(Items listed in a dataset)
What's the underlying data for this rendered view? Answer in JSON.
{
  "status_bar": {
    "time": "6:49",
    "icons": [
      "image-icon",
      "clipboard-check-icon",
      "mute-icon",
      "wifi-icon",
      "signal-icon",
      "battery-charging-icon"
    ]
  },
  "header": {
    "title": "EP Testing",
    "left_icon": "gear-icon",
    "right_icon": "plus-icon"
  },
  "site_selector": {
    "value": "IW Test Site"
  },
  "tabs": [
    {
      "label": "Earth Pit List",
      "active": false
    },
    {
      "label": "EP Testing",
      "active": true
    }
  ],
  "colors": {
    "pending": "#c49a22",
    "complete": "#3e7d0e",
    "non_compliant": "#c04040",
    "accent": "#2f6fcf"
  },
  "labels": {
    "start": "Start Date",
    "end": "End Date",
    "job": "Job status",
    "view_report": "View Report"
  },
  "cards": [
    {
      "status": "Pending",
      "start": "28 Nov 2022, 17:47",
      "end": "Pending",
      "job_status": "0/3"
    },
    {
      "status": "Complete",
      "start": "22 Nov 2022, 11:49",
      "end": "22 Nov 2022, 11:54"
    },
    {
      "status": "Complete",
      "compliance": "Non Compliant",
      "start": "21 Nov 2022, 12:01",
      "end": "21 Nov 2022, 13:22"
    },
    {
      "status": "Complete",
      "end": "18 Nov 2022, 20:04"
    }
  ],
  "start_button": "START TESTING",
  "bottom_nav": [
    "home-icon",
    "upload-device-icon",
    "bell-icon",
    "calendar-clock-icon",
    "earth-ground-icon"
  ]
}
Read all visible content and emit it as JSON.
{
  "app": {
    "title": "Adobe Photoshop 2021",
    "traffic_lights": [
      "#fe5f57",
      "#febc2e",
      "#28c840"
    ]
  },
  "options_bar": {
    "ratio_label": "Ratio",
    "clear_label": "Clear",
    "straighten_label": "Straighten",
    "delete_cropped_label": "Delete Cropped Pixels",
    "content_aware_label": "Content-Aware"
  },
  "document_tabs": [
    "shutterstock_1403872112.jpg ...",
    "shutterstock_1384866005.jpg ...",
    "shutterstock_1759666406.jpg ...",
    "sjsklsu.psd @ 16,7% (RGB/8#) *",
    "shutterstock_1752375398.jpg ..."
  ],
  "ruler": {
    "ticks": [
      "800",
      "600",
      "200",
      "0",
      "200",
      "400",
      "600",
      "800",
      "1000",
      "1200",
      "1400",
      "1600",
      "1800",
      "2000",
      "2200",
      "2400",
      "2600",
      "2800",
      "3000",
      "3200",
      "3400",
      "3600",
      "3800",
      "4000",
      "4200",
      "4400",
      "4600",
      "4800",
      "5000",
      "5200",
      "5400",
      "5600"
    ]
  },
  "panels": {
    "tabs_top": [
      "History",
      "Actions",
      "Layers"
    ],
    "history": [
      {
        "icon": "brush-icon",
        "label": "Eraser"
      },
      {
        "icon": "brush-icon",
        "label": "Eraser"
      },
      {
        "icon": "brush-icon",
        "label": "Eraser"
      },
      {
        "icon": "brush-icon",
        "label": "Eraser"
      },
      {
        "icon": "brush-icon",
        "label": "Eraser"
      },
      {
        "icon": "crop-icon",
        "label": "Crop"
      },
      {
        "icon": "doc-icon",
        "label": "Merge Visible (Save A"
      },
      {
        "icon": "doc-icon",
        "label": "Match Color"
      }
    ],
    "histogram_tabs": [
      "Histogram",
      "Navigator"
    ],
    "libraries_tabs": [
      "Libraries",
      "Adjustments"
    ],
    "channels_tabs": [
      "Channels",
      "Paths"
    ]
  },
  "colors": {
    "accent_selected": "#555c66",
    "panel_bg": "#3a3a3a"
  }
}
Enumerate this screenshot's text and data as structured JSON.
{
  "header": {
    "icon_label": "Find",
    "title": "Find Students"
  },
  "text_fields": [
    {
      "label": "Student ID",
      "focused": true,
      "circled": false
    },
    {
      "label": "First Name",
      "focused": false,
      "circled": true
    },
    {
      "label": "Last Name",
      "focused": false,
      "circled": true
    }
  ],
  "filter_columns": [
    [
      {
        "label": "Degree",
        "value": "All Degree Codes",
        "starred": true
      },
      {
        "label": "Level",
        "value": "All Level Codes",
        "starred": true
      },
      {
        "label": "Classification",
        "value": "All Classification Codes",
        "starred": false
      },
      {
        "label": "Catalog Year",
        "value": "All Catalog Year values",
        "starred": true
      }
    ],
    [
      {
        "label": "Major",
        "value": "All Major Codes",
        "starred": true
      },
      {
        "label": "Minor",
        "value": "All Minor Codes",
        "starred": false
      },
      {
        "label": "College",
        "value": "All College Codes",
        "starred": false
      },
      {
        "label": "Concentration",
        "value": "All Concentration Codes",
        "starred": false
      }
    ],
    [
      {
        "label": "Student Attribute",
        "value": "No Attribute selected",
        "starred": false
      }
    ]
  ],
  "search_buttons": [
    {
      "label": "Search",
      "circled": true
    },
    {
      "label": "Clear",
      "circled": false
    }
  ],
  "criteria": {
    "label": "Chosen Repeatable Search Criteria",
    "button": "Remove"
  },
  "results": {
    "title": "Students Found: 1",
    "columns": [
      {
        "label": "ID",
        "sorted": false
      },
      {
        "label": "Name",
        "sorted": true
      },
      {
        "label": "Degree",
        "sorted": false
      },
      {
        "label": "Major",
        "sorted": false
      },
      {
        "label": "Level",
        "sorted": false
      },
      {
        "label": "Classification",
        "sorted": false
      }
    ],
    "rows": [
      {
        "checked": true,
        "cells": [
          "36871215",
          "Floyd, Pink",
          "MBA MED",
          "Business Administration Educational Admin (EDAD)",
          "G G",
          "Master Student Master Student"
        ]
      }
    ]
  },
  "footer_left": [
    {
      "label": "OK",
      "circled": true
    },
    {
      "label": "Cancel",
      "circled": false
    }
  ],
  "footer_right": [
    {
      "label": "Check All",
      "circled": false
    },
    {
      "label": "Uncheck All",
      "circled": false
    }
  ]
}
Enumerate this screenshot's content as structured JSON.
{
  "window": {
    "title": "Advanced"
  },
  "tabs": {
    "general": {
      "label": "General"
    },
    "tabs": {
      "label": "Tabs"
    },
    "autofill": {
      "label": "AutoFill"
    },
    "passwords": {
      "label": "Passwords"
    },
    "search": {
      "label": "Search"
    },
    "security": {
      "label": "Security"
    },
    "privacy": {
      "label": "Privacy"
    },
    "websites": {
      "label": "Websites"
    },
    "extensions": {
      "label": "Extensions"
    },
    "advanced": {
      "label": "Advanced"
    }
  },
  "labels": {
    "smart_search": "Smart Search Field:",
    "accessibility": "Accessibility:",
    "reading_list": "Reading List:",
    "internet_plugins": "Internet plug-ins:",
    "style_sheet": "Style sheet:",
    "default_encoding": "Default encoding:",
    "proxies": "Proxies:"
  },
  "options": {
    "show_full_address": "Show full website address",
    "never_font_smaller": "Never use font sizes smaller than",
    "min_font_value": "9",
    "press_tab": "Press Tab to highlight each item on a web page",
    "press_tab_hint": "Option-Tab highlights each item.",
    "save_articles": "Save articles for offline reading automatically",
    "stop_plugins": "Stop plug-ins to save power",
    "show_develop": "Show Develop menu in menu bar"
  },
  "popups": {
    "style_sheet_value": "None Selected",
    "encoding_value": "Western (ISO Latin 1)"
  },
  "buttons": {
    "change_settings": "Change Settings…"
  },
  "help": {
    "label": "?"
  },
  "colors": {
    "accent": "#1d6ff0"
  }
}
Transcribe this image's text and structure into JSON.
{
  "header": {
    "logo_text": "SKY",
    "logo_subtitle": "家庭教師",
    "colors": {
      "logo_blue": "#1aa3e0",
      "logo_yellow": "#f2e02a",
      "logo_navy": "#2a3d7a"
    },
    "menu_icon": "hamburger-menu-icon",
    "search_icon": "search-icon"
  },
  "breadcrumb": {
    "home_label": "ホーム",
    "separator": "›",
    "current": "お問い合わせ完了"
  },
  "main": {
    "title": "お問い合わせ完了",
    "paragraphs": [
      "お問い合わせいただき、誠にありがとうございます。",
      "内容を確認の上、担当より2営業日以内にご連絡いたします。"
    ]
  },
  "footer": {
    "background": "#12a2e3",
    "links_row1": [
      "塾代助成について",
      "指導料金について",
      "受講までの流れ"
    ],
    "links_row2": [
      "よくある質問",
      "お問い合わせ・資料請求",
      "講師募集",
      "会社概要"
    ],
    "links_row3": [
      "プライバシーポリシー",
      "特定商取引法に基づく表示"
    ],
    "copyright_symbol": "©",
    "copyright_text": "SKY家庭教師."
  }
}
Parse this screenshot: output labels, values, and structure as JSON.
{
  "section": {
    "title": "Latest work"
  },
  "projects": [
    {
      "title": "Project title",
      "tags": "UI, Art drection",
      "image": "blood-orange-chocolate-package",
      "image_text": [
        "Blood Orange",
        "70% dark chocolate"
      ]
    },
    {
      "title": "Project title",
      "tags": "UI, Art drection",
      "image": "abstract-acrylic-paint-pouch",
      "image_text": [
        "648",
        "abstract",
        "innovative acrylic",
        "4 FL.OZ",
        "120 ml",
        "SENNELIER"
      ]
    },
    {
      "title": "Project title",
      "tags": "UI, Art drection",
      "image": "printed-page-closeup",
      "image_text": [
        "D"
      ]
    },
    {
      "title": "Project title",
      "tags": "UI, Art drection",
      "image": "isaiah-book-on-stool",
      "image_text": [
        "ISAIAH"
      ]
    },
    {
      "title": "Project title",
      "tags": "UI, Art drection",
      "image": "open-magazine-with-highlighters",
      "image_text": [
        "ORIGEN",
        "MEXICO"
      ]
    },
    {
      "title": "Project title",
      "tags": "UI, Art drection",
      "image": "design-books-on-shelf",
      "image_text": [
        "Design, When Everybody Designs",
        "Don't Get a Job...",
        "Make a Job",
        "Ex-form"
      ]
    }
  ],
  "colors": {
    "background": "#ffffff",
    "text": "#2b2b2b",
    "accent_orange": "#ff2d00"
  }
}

▶ [Set problem]
Repeat word for word each line from the one with "Parse this screenshot: output" to the end of the records above, inclusive.

▶ [Full output]
Parse this screenshot: output labels, values, and structure as JSON.
{
  "section": {
    "title": "Latest work"
  },
  "projects": [
    {
      "title": "Project title",
      "tags": "UI, Art drection",
      "image": "blood-orange-chocolate-package",
      "image_text": [
        "Blood Orange",
        "70% dark chocolate"
      ]
    },
    {
      "title": "Project title",
      "tags": "UI, Art drection",
      "image": "abstract-acrylic-paint-pouch",
      "image_text": [
        "648",
        "abstract",
        "innovative acrylic",
        "4 FL.OZ",
        "120 ml",
        "SENNELIER"
      ]
    },
    {
      "title": "Project title",
      "tags": "UI, Art drection",
      "image": "printed-page-closeup",
      "image_text": [
        "D"
      ]
    },
    {
      "title": "Project title",
      "tags": "UI, Art drection",
      "image": "isaiah-book-on-stool",
      "image_text": [
        "ISAIAH"
      ]
    },
    {
      "title": "Project title",
      "tags": "UI, Art drection",
      "image": "open-magazine-with-highlighters",
      "image_text": [
        "ORIGEN",
        "MEXICO"
      ]
    },
    {
      "title": "Project title",
      "tags": "UI, Art drection",
      "image": "design-books-on-shelf",
      "image_text": [
        "Design, When Everybody Designs",
        "Don't Get a Job...",
        "Make a Job",
        "Ex-form"
      ]
    }
  ],
  "colors": {
    "background": "#ffffff",
    "text": "#2b2b2b",
    "accent_orange": "#ff2d00"
  }
}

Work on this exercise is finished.